**WHAT IS REQUIRED:**
Below are the records; pull every line that includes "asynchronous".
--- START OF DATA TO USE ---
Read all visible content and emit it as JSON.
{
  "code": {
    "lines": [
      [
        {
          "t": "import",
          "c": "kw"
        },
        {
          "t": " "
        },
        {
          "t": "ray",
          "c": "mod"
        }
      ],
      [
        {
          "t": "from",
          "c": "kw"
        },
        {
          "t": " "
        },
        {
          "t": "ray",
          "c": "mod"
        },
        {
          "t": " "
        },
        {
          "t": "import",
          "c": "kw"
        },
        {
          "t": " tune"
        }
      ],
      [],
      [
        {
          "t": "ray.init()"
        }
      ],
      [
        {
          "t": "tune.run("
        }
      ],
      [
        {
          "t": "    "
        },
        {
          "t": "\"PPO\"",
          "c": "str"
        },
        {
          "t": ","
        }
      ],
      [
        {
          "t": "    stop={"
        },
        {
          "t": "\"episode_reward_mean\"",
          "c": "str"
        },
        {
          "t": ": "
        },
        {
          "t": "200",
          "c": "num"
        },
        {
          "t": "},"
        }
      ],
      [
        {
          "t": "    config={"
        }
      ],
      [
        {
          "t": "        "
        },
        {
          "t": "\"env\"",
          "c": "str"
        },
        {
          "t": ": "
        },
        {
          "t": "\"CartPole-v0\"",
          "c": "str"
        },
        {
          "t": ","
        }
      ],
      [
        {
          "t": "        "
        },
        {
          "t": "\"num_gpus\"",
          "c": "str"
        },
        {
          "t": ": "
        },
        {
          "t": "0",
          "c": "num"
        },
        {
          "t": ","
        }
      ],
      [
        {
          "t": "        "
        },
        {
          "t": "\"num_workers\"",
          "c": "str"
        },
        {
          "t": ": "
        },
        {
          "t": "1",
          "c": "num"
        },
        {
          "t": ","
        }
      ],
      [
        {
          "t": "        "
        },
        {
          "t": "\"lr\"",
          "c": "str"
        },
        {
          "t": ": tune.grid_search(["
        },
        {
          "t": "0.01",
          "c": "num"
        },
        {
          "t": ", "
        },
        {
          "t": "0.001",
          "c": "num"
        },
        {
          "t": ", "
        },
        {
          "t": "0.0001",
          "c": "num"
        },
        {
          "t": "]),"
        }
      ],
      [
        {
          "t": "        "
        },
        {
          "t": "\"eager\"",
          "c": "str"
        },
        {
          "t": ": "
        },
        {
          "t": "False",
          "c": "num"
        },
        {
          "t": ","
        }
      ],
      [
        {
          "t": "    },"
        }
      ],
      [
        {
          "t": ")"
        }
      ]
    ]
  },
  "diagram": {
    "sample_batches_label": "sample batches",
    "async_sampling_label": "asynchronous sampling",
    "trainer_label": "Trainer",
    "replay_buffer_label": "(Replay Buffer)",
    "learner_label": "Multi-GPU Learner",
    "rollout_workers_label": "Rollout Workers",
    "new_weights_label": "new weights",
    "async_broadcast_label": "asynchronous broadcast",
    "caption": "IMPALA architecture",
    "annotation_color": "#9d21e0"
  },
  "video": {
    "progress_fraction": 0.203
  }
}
--- END OF DATA TO USE ---
**WRITTEN REPLY:**
    "async_sampling_label": "asynchronous sampling",
    "async_broadcast_label": "asynchronous broadcast",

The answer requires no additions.